* [WHAT TO WORK ON]: The records below must be output exactly, without pictures.

* [Records about charts and figures]:

** BEGIN **

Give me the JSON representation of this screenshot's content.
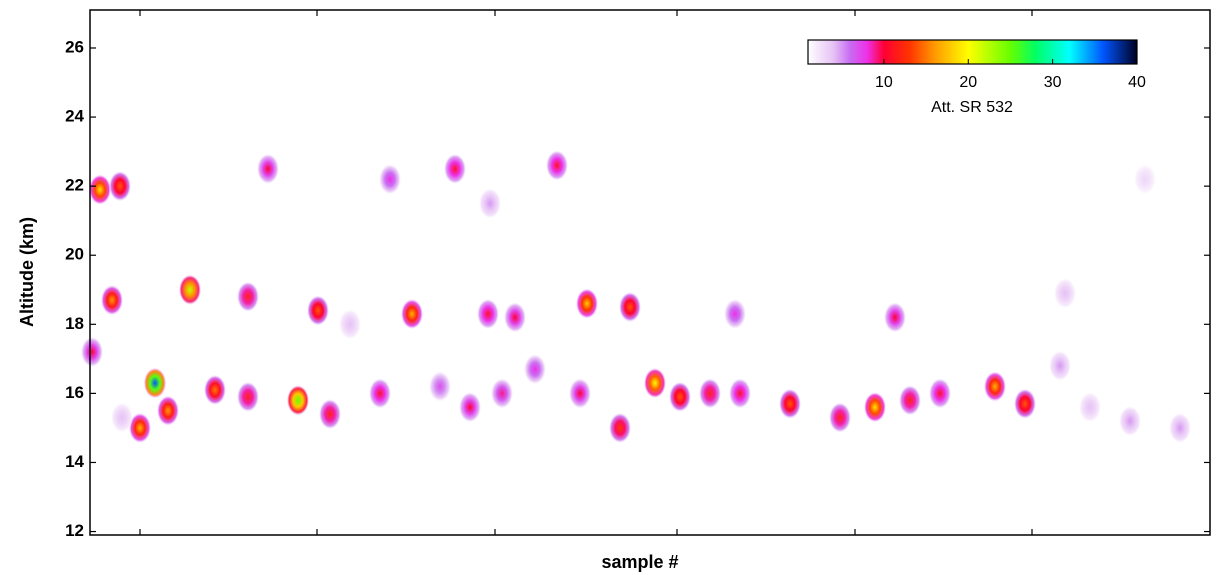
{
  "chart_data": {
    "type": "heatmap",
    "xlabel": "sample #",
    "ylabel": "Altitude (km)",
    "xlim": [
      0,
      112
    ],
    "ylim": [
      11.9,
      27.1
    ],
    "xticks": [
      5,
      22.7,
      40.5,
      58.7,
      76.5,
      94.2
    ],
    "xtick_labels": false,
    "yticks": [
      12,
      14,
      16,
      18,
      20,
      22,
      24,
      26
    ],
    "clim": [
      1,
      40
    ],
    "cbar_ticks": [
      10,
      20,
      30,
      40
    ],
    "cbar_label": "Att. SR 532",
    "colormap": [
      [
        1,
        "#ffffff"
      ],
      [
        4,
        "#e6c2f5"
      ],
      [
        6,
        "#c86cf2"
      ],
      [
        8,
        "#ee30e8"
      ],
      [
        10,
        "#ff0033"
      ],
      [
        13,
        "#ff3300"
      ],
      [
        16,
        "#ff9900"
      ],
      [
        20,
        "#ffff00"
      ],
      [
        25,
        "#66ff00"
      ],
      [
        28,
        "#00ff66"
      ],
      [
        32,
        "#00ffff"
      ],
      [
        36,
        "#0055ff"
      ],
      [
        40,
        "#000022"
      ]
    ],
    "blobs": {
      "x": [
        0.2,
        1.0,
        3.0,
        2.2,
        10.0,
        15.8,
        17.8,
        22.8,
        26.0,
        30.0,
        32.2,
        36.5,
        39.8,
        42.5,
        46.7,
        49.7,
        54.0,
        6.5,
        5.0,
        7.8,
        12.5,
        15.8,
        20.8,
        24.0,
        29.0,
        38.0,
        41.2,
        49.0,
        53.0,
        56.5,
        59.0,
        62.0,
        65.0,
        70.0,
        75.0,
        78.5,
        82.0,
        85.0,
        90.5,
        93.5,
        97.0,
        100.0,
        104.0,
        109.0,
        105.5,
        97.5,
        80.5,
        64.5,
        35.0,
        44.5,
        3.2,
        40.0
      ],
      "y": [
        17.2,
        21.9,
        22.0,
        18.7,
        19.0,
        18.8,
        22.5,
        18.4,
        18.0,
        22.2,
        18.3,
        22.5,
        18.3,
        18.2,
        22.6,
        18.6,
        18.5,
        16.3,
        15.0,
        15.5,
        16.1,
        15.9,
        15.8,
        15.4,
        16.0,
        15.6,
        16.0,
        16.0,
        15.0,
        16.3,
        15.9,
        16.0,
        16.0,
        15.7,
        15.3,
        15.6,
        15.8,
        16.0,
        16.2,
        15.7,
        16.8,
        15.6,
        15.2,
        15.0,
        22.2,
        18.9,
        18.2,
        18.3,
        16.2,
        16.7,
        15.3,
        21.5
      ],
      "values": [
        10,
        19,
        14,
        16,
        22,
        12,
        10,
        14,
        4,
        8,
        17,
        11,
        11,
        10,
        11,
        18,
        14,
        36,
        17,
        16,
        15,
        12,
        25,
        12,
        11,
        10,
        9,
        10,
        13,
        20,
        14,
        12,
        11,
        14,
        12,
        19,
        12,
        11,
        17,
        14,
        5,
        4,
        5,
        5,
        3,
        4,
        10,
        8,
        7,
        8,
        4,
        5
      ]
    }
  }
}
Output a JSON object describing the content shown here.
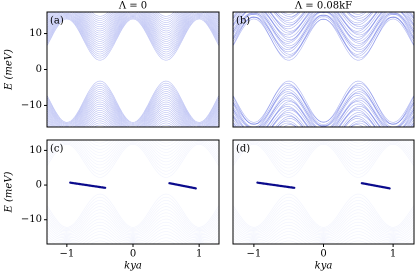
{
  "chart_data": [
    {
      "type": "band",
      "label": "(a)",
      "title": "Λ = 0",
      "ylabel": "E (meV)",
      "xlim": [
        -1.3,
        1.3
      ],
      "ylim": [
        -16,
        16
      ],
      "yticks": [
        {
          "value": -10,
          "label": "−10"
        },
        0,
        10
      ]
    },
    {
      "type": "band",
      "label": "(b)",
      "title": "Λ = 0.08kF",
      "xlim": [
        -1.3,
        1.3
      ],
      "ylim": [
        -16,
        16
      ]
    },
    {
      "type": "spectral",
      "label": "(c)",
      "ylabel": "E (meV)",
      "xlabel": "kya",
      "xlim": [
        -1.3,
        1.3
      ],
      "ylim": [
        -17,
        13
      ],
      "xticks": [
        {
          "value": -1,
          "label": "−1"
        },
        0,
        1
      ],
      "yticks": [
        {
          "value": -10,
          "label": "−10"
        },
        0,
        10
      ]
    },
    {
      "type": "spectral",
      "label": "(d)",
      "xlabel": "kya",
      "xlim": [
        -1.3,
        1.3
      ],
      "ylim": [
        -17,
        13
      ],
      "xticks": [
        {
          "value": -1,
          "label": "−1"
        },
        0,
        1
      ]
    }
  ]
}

** END **

* [FINAL RESULT]:
Give me the JSON representation of this screenshot's content.
{
  "chart_data": {
    "type": "heatmap",
    "xlabel": "sample #",
    "ylabel": "Altitude (km)",
    "xlim": [
      0,
      112
    ],
    "ylim": [
      11.9,
      27.1
    ],
    "xticks": [
      5,
      22.7,
      40.5,
      58.7,
      76.5,
      94.2
    ],
    "xtick_labels": false,
    "yticks": [
      12,
      14,
      16,
      18,
      20,
      22,
      24,
      26
    ],
    "clim": [
      1,
      40
    ],
    "cbar_ticks": [
      10,
      20,
      30,
      40
    ],
    "cbar_label": "Att. SR 532",
    "colormap": [
      [
        1,
        "#ffffff"
      ],
      [
        4,
        "#e6c2f5"
      ],
      [
        6,
        "#c86cf2"
      ],
      [
        8,
        "#ee30e8"
      ],
      [
        10,
        "#ff0033"
      ],
      [
        13,
        "#ff3300"
      ],
      [
        16,
        "#ff9900"
      ],
      [
        20,
        "#ffff00"
      ],
      [
        25,
        "#66ff00"
      ],
      [
        28,
        "#00ff66"
      ],
      [
        32,
        "#00ffff"
      ],
      [
        36,
        "#0055ff"
      ],
      [
        40,
        "#000022"
      ]
    ],
    "blobs": {
      "x": [
        0.2,
        1.0,
        3.0,
        2.2,
        10.0,
        15.8,
        17.8,
        22.8,
        26.0,
        30.0,
        32.2,
        36.5,
        39.8,
        42.5,
        46.7,
        49.7,
        54.0,
        6.5,
        5.0,
        7.8,
        12.5,
        15.8,
        20.8,
        24.0,
        29.0,
        38.0,
        41.2,
        49.0,
        53.0,
        56.5,
        59.0,
        62.0,
        65.0,
        70.0,
        75.0,
        78.5,
        82.0,
        85.0,
        90.5,
        93.5,
        97.0,
        100.0,
        104.0,
        109.0,
        105.5,
        97.5,
        80.5,
        64.5,
        35.0,
        44.5,
        3.2,
        40.0
      ],
      "y": [
        17.2,
        21.9,
        22.0,
        18.7,
        19.0,
        18.8,
        22.5,
        18.4,
        18.0,
        22.2,
        18.3,
        22.5,
        18.3,
        18.2,
        22.6,
        18.6,
        18.5,
        16.3,
        15.0,
        15.5,
        16.1,
        15.9,
        15.8,
        15.4,
        16.0,
        15.6,
        16.0,
        16.0,
        15.0,
        16.3,
        15.9,
        16.0,
        16.0,
        15.7,
        15.3,
        15.6,
        15.8,
        16.0,
        16.2,
        15.7,
        16.8,
        15.6,
        15.2,
        15.0,
        22.2,
        18.9,
        18.2,
        18.3,
        16.2,
        16.7,
        15.3,
        21.5
      ],
      "values": [
        10,
        19,
        14,
        16,
        22,
        12,
        10,
        14,
        4,
        8,
        17,
        11,
        11,
        10,
        11,
        18,
        14,
        36,
        17,
        16,
        15,
        12,
        25,
        12,
        11,
        10,
        9,
        10,
        13,
        20,
        14,
        12,
        11,
        14,
        12,
        19,
        12,
        11,
        17,
        14,
        5,
        4,
        5,
        5,
        3,
        4,
        10,
        8,
        7,
        8,
        4,
        5
      ]
    }
  }
}
Output a JSON object describing the content shown here.
{
  "chart_data": [
    {
      "type": "band",
      "label": "(a)",
      "title": "Λ = 0",
      "ylabel": "E (meV)",
      "xlim": [
        -1.3,
        1.3
      ],
      "ylim": [
        -16,
        16
      ],
      "yticks": [
        {
          "value": -10,
          "label": "−10"
        },
        0,
        10
      ]
    },
    {
      "type": "band",
      "label": "(b)",
      "title": "Λ = 0.08kF",
      "xlim": [
        -1.3,
        1.3
      ],
      "ylim": [
        -16,
        16
      ]
    },
    {
      "type": "spectral",
      "label": "(c)",
      "ylabel": "E (meV)",
      "xlabel": "kya",
      "xlim": [
        -1.3,
        1.3
      ],
      "ylim": [
        -17,
        13
      ],
      "xticks": [
        {
          "value": -1,
          "label": "−1"
        },
        0,
        1
      ],
      "yticks": [
        {
          "value": -10,
          "label": "−10"
        },
        0,
        10
      ]
    },
    {
      "type": "spectral",
      "label": "(d)",
      "xlabel": "kya",
      "xlim": [
        -1.3,
        1.3
      ],
      "ylim": [
        -17,
        13
      ],
      "xticks": [
        {
          "value": -1,
          "label": "−1"
        },
        0,
        1
      ]
    }
  ]
}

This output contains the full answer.